Task to carry out. In your copy, repeat the records exactly and leave out the pictures.

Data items
--- begin ---
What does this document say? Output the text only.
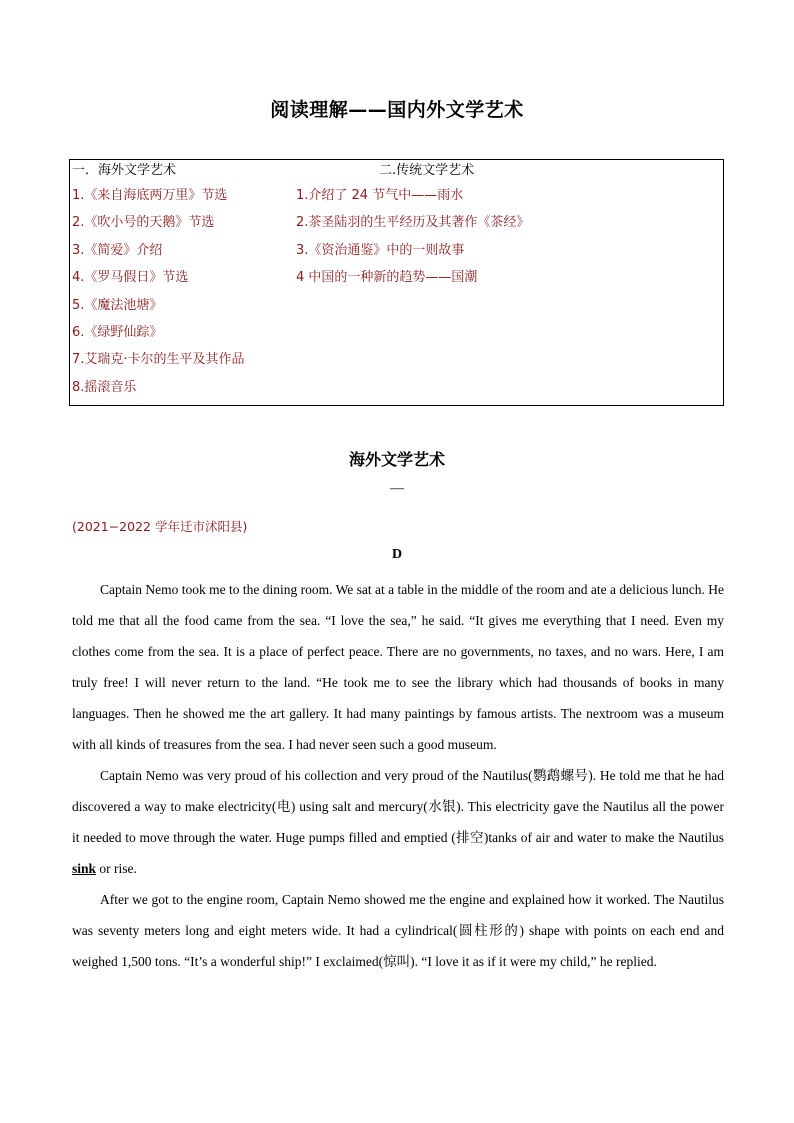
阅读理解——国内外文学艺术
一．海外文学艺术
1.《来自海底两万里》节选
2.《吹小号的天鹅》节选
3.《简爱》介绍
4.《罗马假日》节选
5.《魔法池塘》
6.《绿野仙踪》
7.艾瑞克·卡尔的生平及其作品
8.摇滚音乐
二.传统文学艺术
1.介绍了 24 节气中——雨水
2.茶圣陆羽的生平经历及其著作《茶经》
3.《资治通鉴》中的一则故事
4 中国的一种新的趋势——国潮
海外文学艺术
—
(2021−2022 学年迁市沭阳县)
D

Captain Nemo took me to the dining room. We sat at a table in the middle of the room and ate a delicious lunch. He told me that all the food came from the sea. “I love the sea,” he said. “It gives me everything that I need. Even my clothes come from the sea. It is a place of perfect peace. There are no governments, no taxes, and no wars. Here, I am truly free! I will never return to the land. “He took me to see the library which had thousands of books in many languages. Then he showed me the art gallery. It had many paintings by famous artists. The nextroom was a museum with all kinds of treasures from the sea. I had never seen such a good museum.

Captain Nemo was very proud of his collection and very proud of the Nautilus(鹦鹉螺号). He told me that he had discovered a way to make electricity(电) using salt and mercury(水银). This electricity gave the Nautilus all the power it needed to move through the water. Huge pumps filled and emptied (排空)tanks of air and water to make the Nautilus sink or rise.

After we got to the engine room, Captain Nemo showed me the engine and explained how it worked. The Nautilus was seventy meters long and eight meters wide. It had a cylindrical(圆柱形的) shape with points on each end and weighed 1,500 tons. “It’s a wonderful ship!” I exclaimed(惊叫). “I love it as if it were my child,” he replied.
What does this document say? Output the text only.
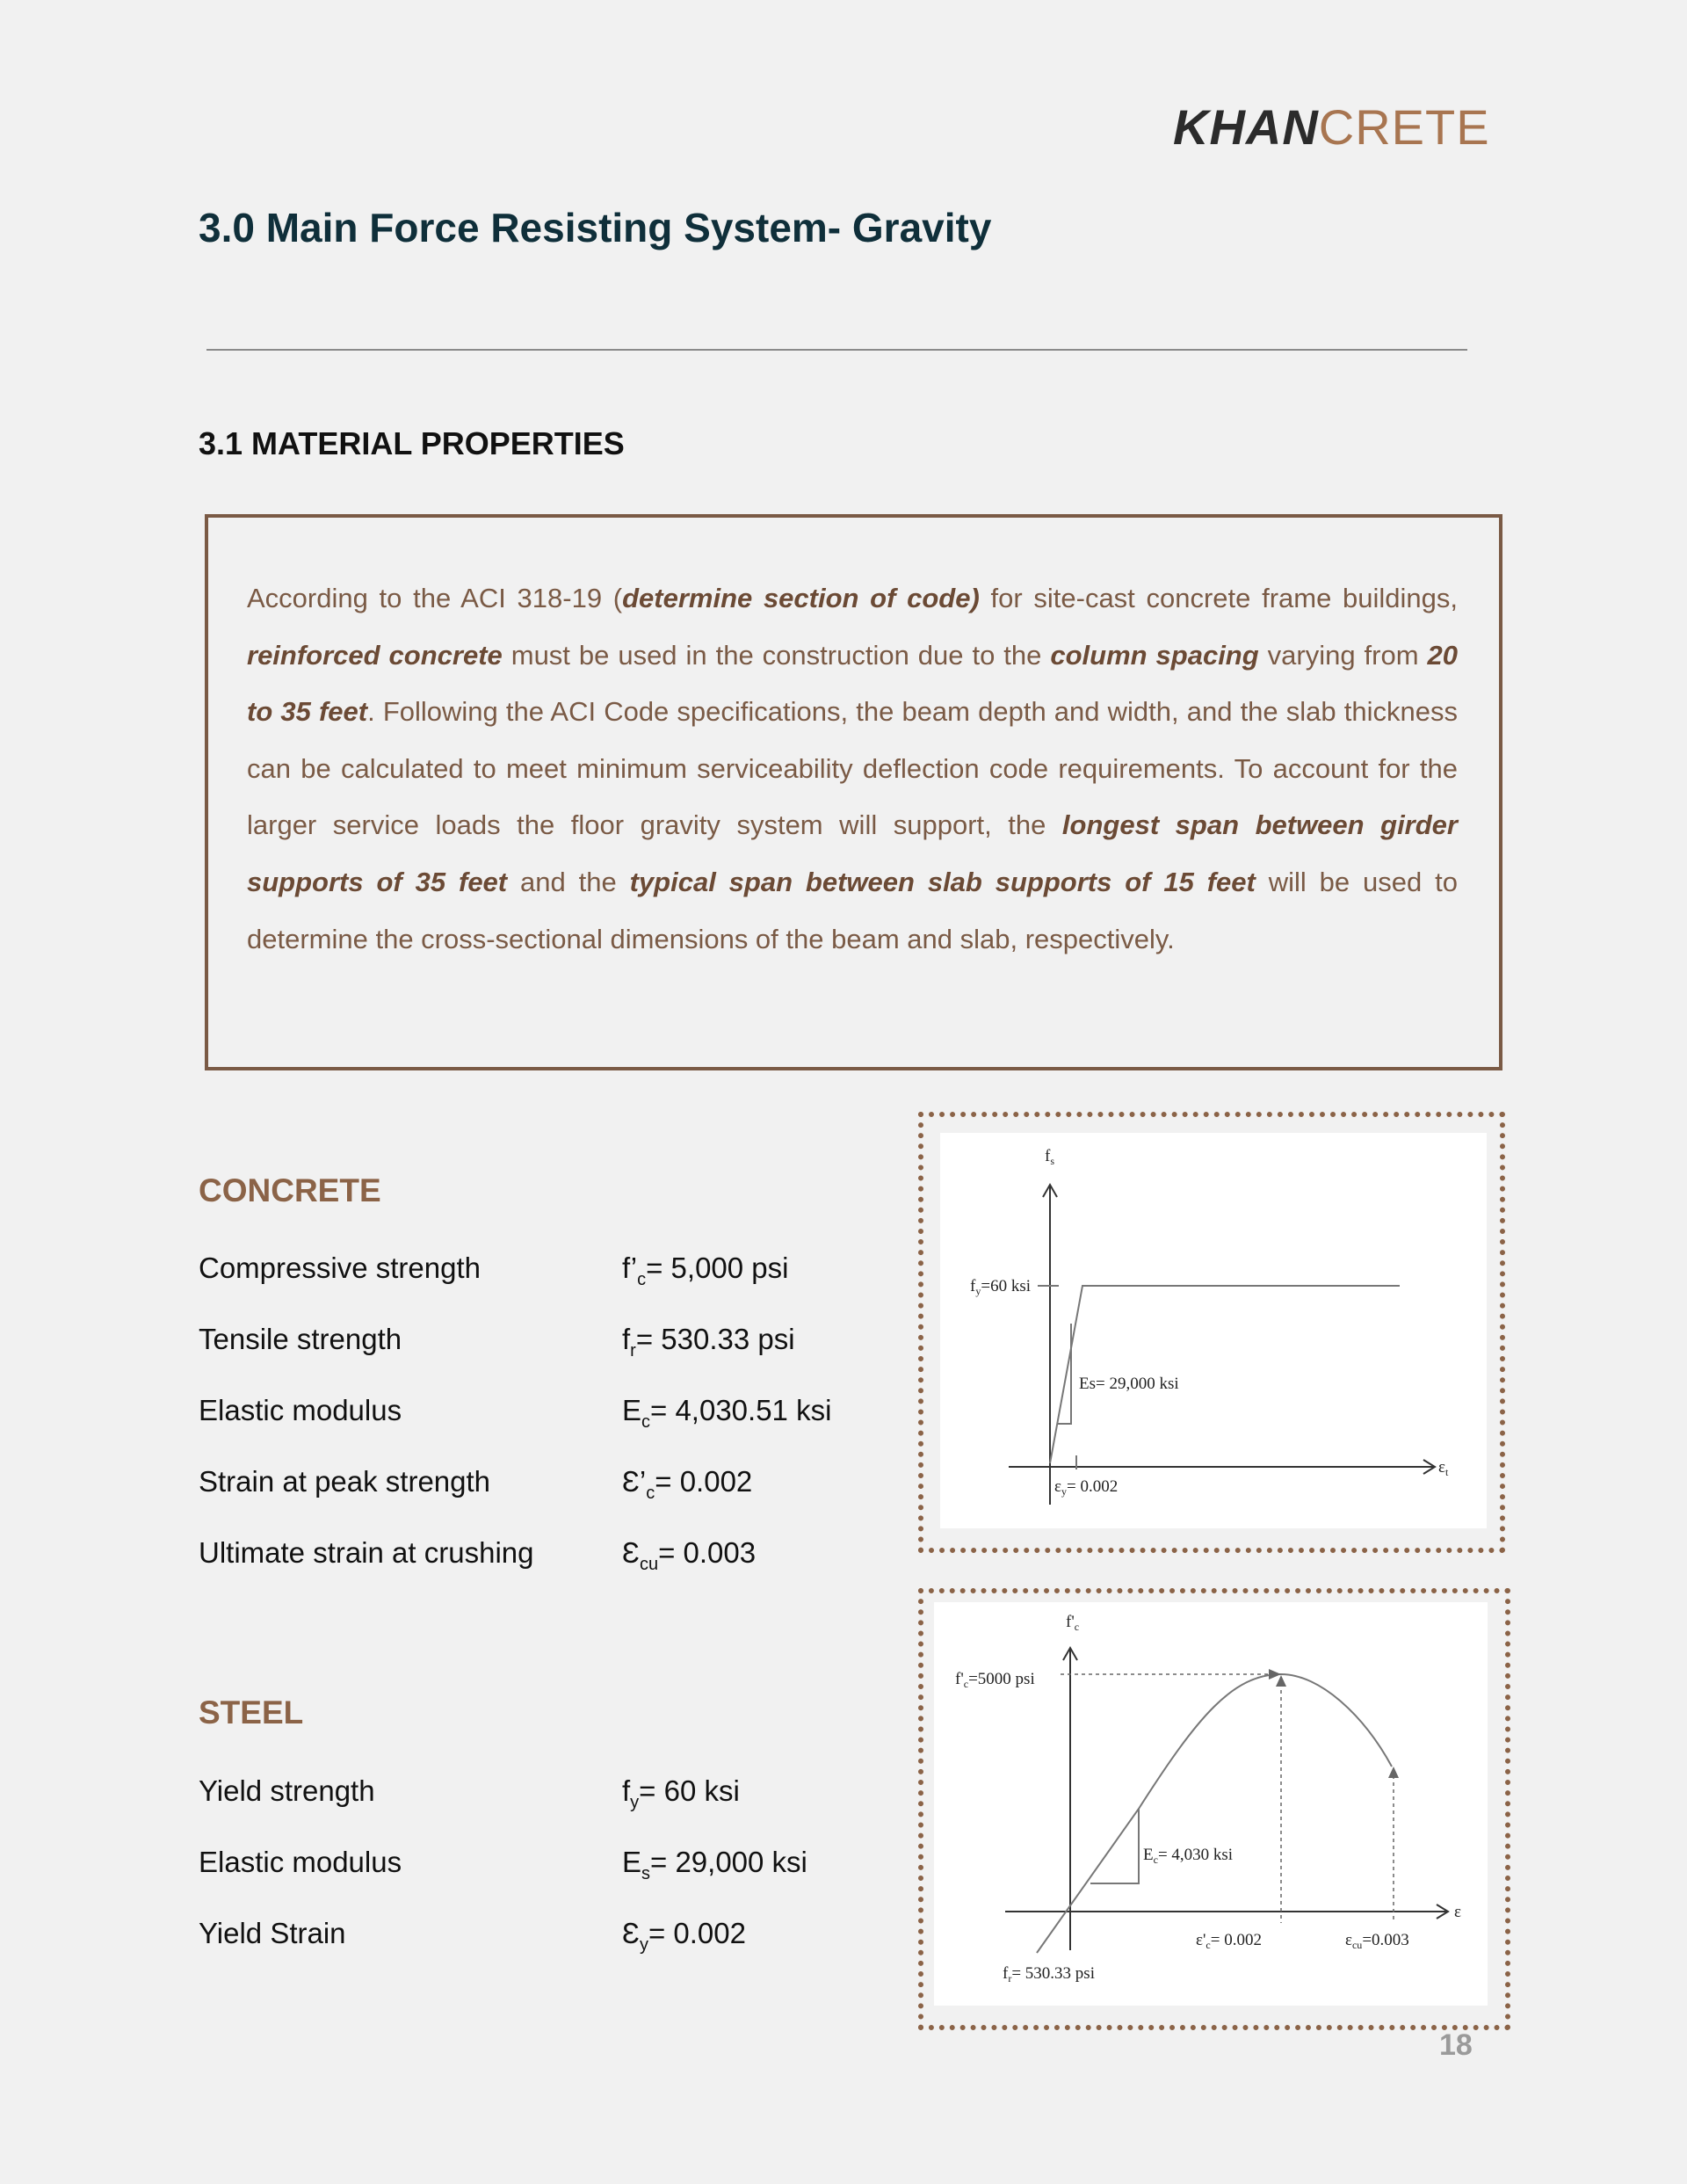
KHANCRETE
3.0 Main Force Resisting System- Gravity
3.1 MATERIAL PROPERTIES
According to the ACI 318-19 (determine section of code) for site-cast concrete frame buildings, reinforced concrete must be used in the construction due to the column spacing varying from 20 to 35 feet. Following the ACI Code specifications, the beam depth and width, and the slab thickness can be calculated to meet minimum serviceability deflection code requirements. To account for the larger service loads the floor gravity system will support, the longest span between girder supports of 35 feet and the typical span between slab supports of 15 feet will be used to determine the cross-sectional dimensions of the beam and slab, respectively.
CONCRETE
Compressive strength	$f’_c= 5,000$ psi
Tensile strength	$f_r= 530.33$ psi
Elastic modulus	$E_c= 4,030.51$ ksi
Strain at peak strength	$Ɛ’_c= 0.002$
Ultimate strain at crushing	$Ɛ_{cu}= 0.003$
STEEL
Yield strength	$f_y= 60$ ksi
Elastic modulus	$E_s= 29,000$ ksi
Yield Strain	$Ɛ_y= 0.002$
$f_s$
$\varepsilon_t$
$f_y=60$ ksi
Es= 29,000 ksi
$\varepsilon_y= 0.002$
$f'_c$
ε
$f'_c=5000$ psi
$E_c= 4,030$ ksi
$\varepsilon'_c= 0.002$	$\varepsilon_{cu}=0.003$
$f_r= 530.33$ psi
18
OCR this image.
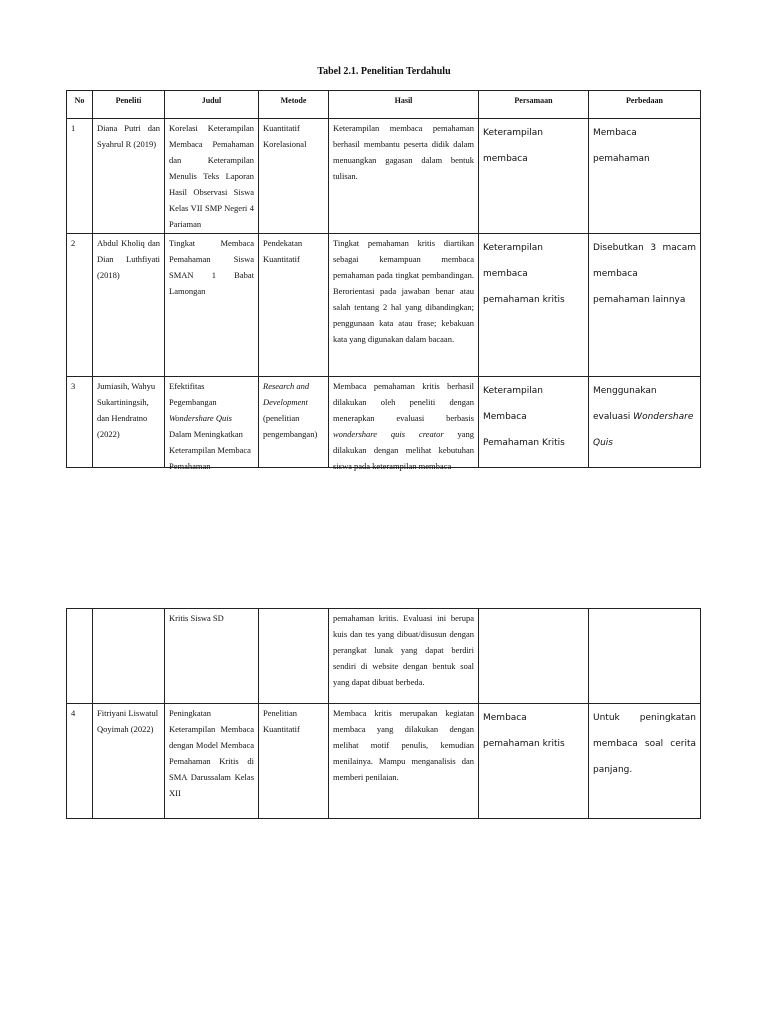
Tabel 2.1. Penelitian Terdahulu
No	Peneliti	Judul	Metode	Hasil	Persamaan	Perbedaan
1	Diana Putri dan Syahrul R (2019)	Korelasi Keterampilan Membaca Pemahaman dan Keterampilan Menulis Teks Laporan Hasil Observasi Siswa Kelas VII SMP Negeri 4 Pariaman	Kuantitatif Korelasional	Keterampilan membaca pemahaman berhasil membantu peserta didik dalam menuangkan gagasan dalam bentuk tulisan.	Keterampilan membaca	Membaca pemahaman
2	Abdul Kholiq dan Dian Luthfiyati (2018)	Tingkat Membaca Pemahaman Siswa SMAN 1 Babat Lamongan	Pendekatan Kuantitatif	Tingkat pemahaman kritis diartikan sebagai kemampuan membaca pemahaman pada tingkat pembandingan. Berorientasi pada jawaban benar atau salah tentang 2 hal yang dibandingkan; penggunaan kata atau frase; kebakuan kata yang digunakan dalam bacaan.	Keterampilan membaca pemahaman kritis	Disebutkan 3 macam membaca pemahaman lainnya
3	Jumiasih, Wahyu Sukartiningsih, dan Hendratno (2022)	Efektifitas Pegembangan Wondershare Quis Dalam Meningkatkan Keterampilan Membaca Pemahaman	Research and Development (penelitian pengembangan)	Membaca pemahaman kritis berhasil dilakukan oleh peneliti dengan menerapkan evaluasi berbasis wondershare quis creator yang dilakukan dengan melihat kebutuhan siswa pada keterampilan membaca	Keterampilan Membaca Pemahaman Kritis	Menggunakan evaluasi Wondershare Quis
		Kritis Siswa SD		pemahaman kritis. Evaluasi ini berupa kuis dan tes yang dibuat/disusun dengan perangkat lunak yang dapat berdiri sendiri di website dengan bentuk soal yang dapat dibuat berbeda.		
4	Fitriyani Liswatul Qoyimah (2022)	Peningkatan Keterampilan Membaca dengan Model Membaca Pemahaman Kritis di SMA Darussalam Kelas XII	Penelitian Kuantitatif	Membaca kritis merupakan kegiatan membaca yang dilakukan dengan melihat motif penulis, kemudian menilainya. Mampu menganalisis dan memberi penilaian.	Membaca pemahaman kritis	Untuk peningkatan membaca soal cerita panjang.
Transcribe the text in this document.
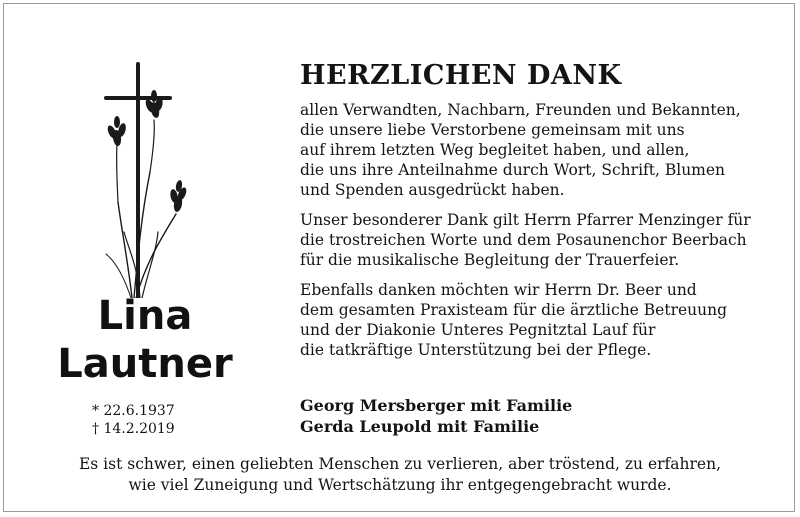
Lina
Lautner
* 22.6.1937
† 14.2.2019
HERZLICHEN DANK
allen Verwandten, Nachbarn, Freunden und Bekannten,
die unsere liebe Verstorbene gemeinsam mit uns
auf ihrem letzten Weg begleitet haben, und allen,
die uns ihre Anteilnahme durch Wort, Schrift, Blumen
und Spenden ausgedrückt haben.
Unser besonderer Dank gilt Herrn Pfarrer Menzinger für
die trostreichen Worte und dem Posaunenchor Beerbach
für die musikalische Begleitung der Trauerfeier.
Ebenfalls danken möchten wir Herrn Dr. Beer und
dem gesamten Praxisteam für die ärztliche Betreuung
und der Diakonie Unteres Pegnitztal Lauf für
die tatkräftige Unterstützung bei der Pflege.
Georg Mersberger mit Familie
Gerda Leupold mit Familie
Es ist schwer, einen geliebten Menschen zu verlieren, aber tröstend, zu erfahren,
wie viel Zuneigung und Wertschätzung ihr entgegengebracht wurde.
--- end ---
Solution to this task.
What does this document say? Output the text only.
阅读理解——国内外文学艺术
一．海外文学艺术
1.《来自海底两万里》节选
2.《吹小号的天鹅》节选
3.《简爱》介绍
4.《罗马假日》节选
5.《魔法池塘》
6.《绿野仙踪》
7.艾瑞克·卡尔的生平及其作品
8.摇滚音乐
二.传统文学艺术
1.介绍了 24 节气中——雨水
2.茶圣陆羽的生平经历及其著作《茶经》
3.《资治通鉴》中的一则故事
4 中国的一种新的趋势——国潮
海外文学艺术
—
(2021−2022 学年迁市沭阳县)
D

Captain Nemo took me to the dining room. We sat at a table in the middle of the room and ate a delicious lunch. He told me that all the food came from the sea. “I love the sea,” he said. “It gives me everything that I need. Even my clothes come from the sea. It is a place of perfect peace. There are no governments, no taxes, and no wars. Here, I am truly free! I will never return to the land. “He took me to see the library which had thousands of books in many languages. Then he showed me the art gallery. It had many paintings by famous artists. The nextroom was a museum with all kinds of treasures from the sea. I had never seen such a good museum.

Captain Nemo was very proud of his collection and very proud of the Nautilus(鹦鹉螺号). He told me that he had discovered a way to make electricity(电) using salt and mercury(水银). This electricity gave the Nautilus all the power it needed to move through the water. Huge pumps filled and emptied (排空)tanks of air and water to make the Nautilus sink or rise.

After we got to the engine room, Captain Nemo showed me the engine and explained how it worked. The Nautilus was seventy meters long and eight meters wide. It had a cylindrical(圆柱形的) shape with points on each end and weighed 1,500 tons. “It’s a wonderful ship!” I exclaimed(惊叫). “I love it as if it were my child,” he replied.
What does this document say? Output the text only.
KHANCRETE
3.0 Main Force Resisting System- Gravity
3.1 MATERIAL PROPERTIES
According to the ACI 318-19 (determine section of code) for site-cast concrete frame buildings, reinforced concrete must be used in the construction due to the column spacing varying from 20 to 35 feet. Following the ACI Code specifications, the beam depth and width, and the slab thickness can be calculated to meet minimum serviceability deflection code requirements. To account for the larger service loads the floor gravity system will support, the longest span between girder supports of 35 feet and the typical span between slab supports of 15 feet will be used to determine the cross-sectional dimensions of the beam and slab, respectively.
CONCRETE
Compressive strength	$f’_c= 5,000$ psi
Tensile strength	$f_r= 530.33$ psi
Elastic modulus	$E_c= 4,030.51$ ksi
Strain at peak strength	$Ɛ’_c= 0.002$
Ultimate strain at crushing	$Ɛ_{cu}= 0.003$
STEEL
Yield strength	$f_y= 60$ ksi
Elastic modulus	$E_s= 29,000$ ksi
Yield Strain	$Ɛ_y= 0.002$
$f_s$
$\varepsilon_t$
$f_y=60$ ksi
Es= 29,000 ksi
$\varepsilon_y= 0.002$
$f'_c$
ε
$f'_c=5000$ psi
$E_c= 4,030$ ksi
$\varepsilon'_c= 0.002$	$\varepsilon_{cu}=0.003$
$f_r= 530.33$ psi
18
OCR this image.
Tabel 2.1. Penelitian Terdahulu
No	Peneliti	Judul	Metode	Hasil	Persamaan	Perbedaan
1	Diana Putri dan Syahrul R (2019)	Korelasi Keterampilan Membaca Pemahaman dan Keterampilan Menulis Teks Laporan Hasil Observasi Siswa Kelas VII SMP Negeri 4 Pariaman	Kuantitatif Korelasional	Keterampilan membaca pemahaman berhasil membantu peserta didik dalam menuangkan gagasan dalam bentuk tulisan.	Keterampilan membaca	Membaca pemahaman
2	Abdul Kholiq dan Dian Luthfiyati (2018)	Tingkat Membaca Pemahaman Siswa SMAN 1 Babat Lamongan	Pendekatan Kuantitatif	Tingkat pemahaman kritis diartikan sebagai kemampuan membaca pemahaman pada tingkat pembandingan. Berorientasi pada jawaban benar atau salah tentang 2 hal yang dibandingkan; penggunaan kata atau frase; kebakuan kata yang digunakan dalam bacaan.	Keterampilan membaca pemahaman kritis	Disebutkan 3 macam membaca pemahaman lainnya
3	Jumiasih, Wahyu Sukartiningsih, dan Hendratno (2022)	Efektifitas Pegembangan Wondershare Quis Dalam Meningkatkan Keterampilan Membaca Pemahaman	Research and Development (penelitian pengembangan)	Membaca pemahaman kritis berhasil dilakukan oleh peneliti dengan menerapkan evaluasi berbasis wondershare quis creator yang dilakukan dengan melihat kebutuhan siswa pada keterampilan membaca	Keterampilan Membaca Pemahaman Kritis	Menggunakan evaluasi Wondershare Quis
		Kritis Siswa SD		pemahaman kritis. Evaluasi ini berupa kuis dan tes yang dibuat/disusun dengan perangkat lunak yang dapat berdiri sendiri di website dengan bentuk soal yang dapat dibuat berbeda.		
4	Fitriyani Liswatul Qoyimah (2022)	Peningkatan Keterampilan Membaca dengan Model Membaca Pemahaman Kritis di SMA Darussalam Kelas XII	Penelitian Kuantitatif	Membaca kritis merupakan kegiatan membaca yang dilakukan dengan melihat motif penulis, kemudian menilainya. Mampu menganalisis dan memberi penilaian.	Membaca pemahaman kritis	Untuk peningkatan membaca soal cerita panjang.
Transcribe the text in this document.
Lina
Lautner
* 22.6.1937
† 14.2.2019
HERZLICHEN DANK
allen Verwandten, Nachbarn, Freunden und Bekannten,
die unsere liebe Verstorbene gemeinsam mit uns
auf ihrem letzten Weg begleitet haben, und allen,
die uns ihre Anteilnahme durch Wort, Schrift, Blumen
und Spenden ausgedrückt haben.
Unser besonderer Dank gilt Herrn Pfarrer Menzinger für
die trostreichen Worte und dem Posaunenchor Beerbach
für die musikalische Begleitung der Trauerfeier.
Ebenfalls danken möchten wir Herrn Dr. Beer und
dem gesamten Praxisteam für die ärztliche Betreuung
und der Diakonie Unteres Pegnitztal Lauf für
die tatkräftige Unterstützung bei der Pflege.
Georg Mersberger mit Familie
Gerda Leupold mit Familie
Es ist schwer, einen geliebten Menschen zu verlieren, aber tröstend, zu erfahren,
wie viel Zuneigung und Wertschätzung ihr entgegengebracht wurde.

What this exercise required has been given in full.